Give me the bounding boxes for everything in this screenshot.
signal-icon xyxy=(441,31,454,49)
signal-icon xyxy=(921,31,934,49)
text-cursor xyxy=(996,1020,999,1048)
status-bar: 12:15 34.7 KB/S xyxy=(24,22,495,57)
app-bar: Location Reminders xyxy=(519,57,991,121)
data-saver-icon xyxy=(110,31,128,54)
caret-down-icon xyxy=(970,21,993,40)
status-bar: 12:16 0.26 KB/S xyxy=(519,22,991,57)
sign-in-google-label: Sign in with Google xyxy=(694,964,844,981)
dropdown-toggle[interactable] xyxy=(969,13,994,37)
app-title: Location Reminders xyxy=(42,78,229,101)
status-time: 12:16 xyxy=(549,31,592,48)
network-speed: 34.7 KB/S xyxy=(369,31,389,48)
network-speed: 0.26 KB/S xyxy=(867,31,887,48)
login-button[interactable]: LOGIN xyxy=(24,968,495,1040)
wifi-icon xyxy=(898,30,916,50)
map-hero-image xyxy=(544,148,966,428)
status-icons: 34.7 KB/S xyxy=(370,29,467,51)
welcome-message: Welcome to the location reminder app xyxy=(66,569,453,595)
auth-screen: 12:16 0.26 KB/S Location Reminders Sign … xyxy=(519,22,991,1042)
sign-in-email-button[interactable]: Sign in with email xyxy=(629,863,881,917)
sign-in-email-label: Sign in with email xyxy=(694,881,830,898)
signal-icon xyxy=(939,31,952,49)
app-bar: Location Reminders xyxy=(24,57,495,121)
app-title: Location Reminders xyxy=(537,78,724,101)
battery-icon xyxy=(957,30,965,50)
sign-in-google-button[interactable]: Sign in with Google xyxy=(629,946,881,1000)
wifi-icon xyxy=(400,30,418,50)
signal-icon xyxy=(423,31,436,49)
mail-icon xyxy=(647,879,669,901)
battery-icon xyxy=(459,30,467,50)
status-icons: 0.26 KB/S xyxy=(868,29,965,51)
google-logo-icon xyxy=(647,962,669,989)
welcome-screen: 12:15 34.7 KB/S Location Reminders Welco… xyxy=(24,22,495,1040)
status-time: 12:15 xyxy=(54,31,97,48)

**Aim of the task**:
Copy the records above line for line, changing nothing.

**Final result**:
Give me the bounding boxes for everything in this screenshot.
signal-icon xyxy=(441,31,454,49)
signal-icon xyxy=(921,31,934,49)
text-cursor xyxy=(996,1020,999,1048)
status-bar: 12:15 34.7 KB/S xyxy=(24,22,495,57)
app-bar: Location Reminders xyxy=(519,57,991,121)
data-saver-icon xyxy=(110,31,128,54)
caret-down-icon xyxy=(970,21,993,40)
status-bar: 12:16 0.26 KB/S xyxy=(519,22,991,57)
sign-in-google-label: Sign in with Google xyxy=(694,964,844,981)
dropdown-toggle[interactable] xyxy=(969,13,994,37)
app-title: Location Reminders xyxy=(42,78,229,101)
status-time: 12:16 xyxy=(549,31,592,48)
network-speed: 34.7 KB/S xyxy=(369,31,389,48)
network-speed: 0.26 KB/S xyxy=(867,31,887,48)
login-button[interactable]: LOGIN xyxy=(24,968,495,1040)
wifi-icon xyxy=(898,30,916,50)
map-hero-image xyxy=(544,148,966,428)
status-icons: 34.7 KB/S xyxy=(370,29,467,51)
welcome-message: Welcome to the location reminder app xyxy=(66,569,453,595)
auth-screen: 12:16 0.26 KB/S Location Reminders Sign … xyxy=(519,22,991,1042)
sign-in-email-button[interactable]: Sign in with email xyxy=(629,863,881,917)
sign-in-email-label: Sign in with email xyxy=(694,881,830,898)
signal-icon xyxy=(939,31,952,49)
app-bar: Location Reminders xyxy=(24,57,495,121)
app-title: Location Reminders xyxy=(537,78,724,101)
battery-icon xyxy=(957,30,965,50)
sign-in-google-button[interactable]: Sign in with Google xyxy=(629,946,881,1000)
wifi-icon xyxy=(400,30,418,50)
signal-icon xyxy=(423,31,436,49)
mail-icon xyxy=(647,879,669,901)
battery-icon xyxy=(459,30,467,50)
status-icons: 0.26 KB/S xyxy=(868,29,965,51)
google-logo-icon xyxy=(647,962,669,989)
welcome-screen: 12:15 34.7 KB/S Location Reminders Welco… xyxy=(24,22,495,1040)
status-time: 12:15 xyxy=(54,31,97,48)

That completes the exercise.